### [Prompt]
Filter the records below and copy every line containing the word "Лань".

### [Given entries]
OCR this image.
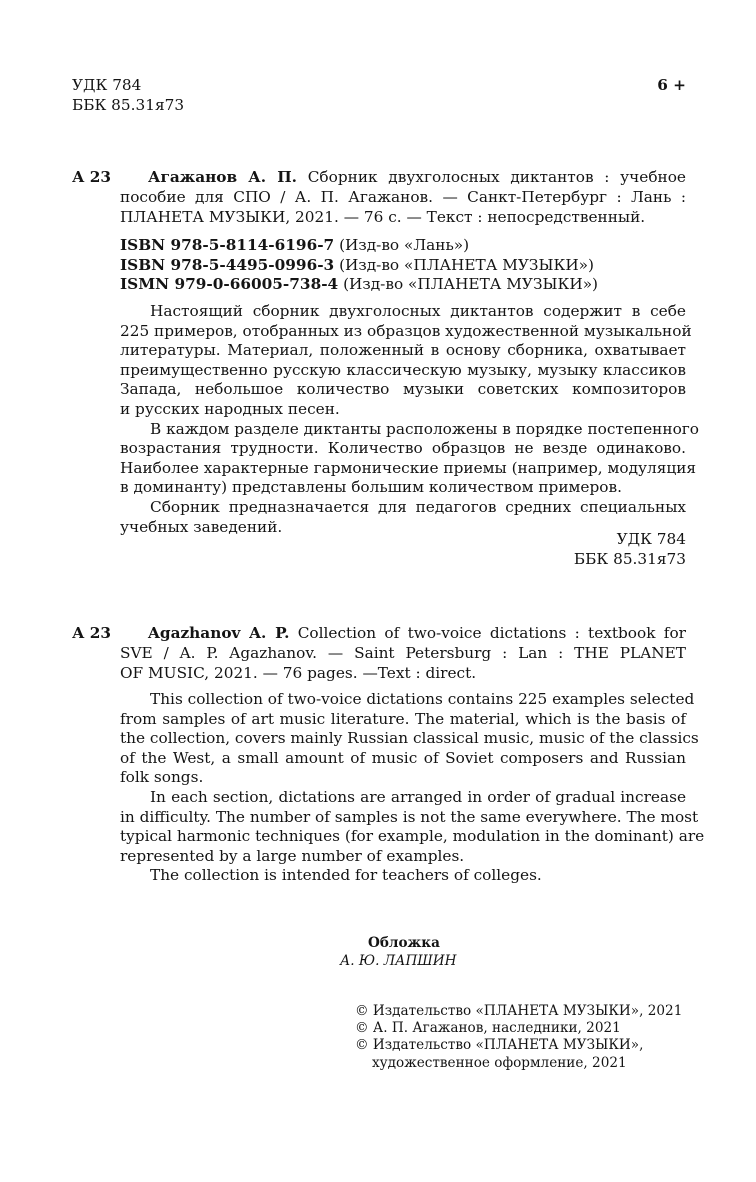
УДК 784
ББК 85.31я73
6 +
А 23 Агажанов А. П. Сборник двухголосных диктантов : учебное
пособие для СПО / А. П. Агажанов. — Санкт-Петербург : Лань :
ПЛАНЕТА МУЗЫКИ, 2021. — 76 с. — Текст : непосредственный.
ISBN 978-5-8114-6196-7 (Изд-во «Лань»)
ISBN 978-5-4495-0996-3 (Изд-во «ПЛАНЕТА МУЗЫКИ»)
ISMN 979-0-66005-738-4 (Изд-во «ПЛАНЕТА МУЗЫКИ»)
Настоящий сборник двухголосных диктантов содержит в себе
225 примеров, отобранных из образцов художественной музыкальной
литературы. Материал, положенный в основу сборника, охватывает
преимущественно русскую классическую музыку, музыку классиков
Запада, небольшое количество музыки советских композиторов
и русских народных песен.
В каждом разделе диктанты расположены в порядке постепенного
возрастания трудности. Количество образцов не везде одинаково.
Наиболее характерные гармонические приемы (например, модуляция
в доминанту) представлены большим количеством примеров.
Сборник предназначается для педагогов средних специальных
учебных заведений.
УДК 784
ББК 85.31я73
А 23 Agazhanov A. P. Collection of two-voice dictations : textbook for
SVE / A. P. Agazhanov. — Saint Petersburg : Lan : THE PLANET
OF MUSIC, 2021. — 76 pages. —Text : direct.
This collection of two-voice dictations contains 225 examples selected
from samples of art music literature. The material, which is the basis of
the collection, covers mainly Russian classical music, music of the classics
of the West, a small amount of music of Soviet composers and Russian
folk songs.
In each section, dictations are arranged in order of gradual increase
in difficulty. The number of samples is not the same everywhere. The most
typical harmonic techniques (for example, modulation in the dominant) are
represented by a large number of examples.
The collection is intended for teachers of colleges.
Обложка
А. Ю. ЛАПШИН
© Издательство «ПЛАНЕТА МУЗЫКИ», 2021
© А. П. Агажанов, наследники, 2021
© Издательство «ПЛАНЕТА МУЗЫКИ»,
художественное оформление, 2021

### [Answer to this task]
пособие для СПО / А. П. Агажанов. — Санкт-Петербург : Лань :
ISBN 978-5-8114-6196-7 (Изд-во «Лань»)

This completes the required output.